• **WHAT YOU NEED TO DO**
Rewrite the rows below, swapping "Log in" for "Sign in" and changing nothing else. Leave the pictures out of your answer.

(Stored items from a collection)
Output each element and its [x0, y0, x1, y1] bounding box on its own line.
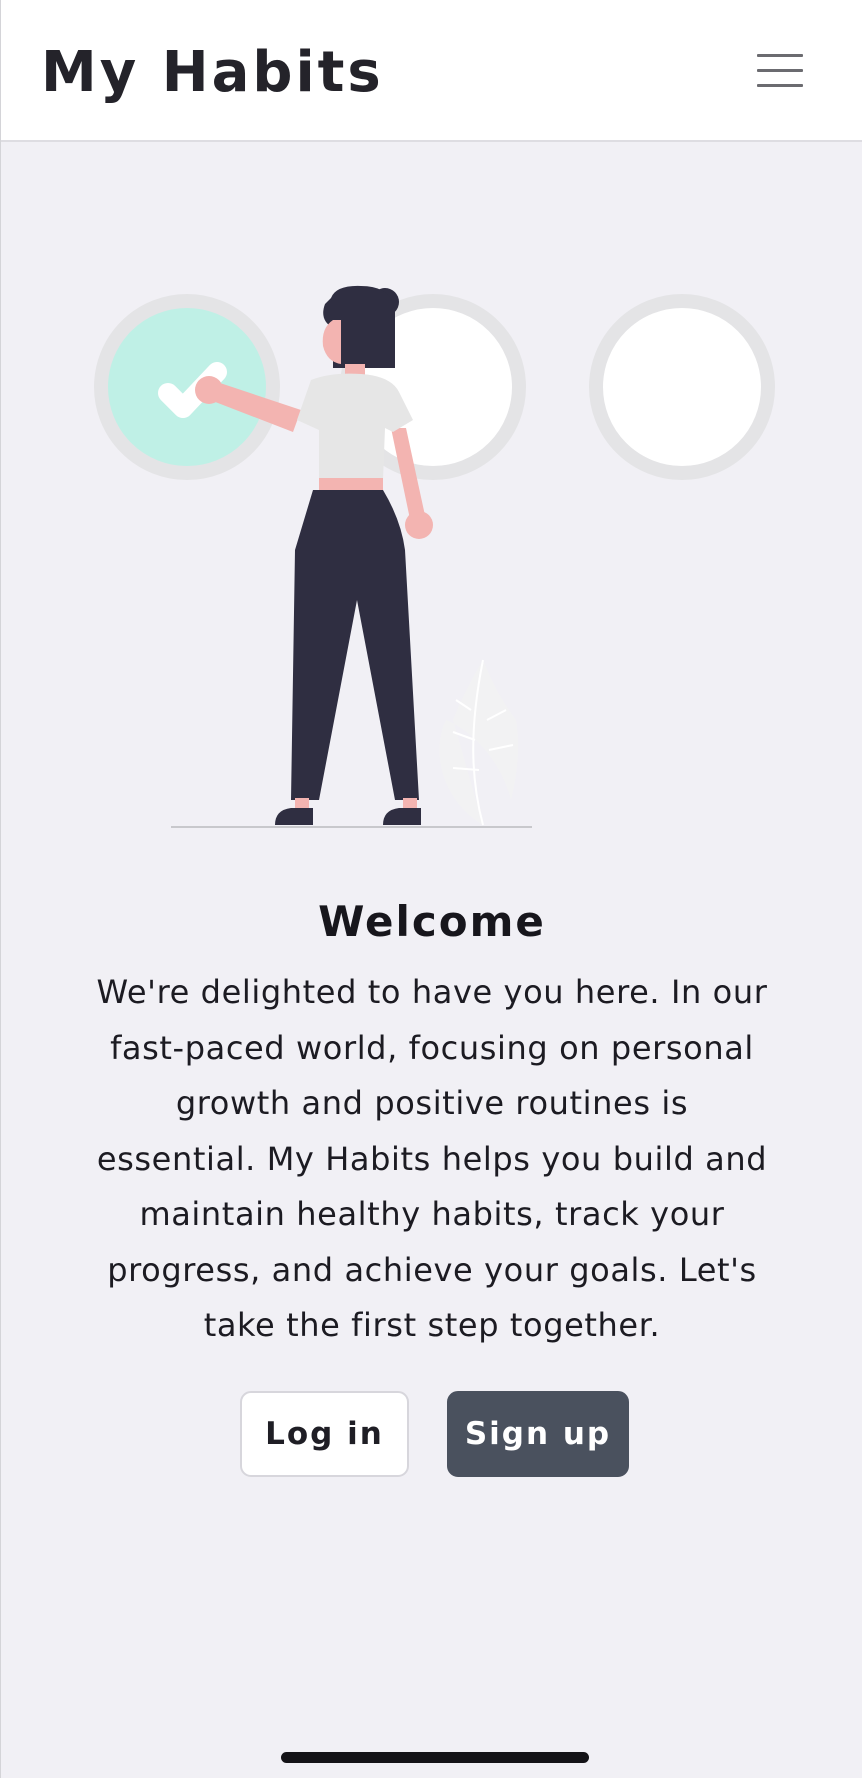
app-title: My Habits — [41, 40, 384, 105]
welcome-description: We're delighted to have you here. In our… — [96, 973, 768, 1344]
app-screen: My Habits Welcome We're delighted to hav… — [0, 0, 862, 1778]
woman-checking-habit-circles-illustration — [94, 285, 775, 828]
welcome-title: Welcome — [318, 897, 546, 947]
habit-circle-1 — [94, 294, 280, 480]
habit-circle-3 — [589, 294, 775, 480]
plant-decoration — [439, 659, 519, 826]
login-button[interactable]: Log in — [240, 1391, 409, 1477]
menu-button[interactable] — [749, 48, 811, 96]
signup-button[interactable]: Sign up — [447, 1391, 629, 1477]
home-indicator[interactable] — [281, 1752, 589, 1763]
app-header: My Habits — [1, 0, 862, 142]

• **THE RESULT**
Output each element and its [x0, y0, x1, y1] bounding box on its own line.
app-title: My Habits — [41, 40, 384, 105]
welcome-description: We're delighted to have you here. In our… — [96, 973, 768, 1344]
app-screen: My Habits Welcome We're delighted to hav… — [0, 0, 862, 1778]
woman-checking-habit-circles-illustration — [94, 285, 775, 828]
welcome-title: Welcome — [318, 897, 546, 947]
habit-circle-1 — [94, 294, 280, 480]
habit-circle-3 — [589, 294, 775, 480]
plant-decoration — [439, 659, 519, 826]
login-button[interactable]: Sign in — [240, 1391, 409, 1477]
menu-button[interactable] — [749, 48, 811, 96]
signup-button[interactable]: Sign up — [447, 1391, 629, 1477]
home-indicator[interactable] — [281, 1752, 589, 1763]
app-header: My Habits — [1, 0, 862, 142]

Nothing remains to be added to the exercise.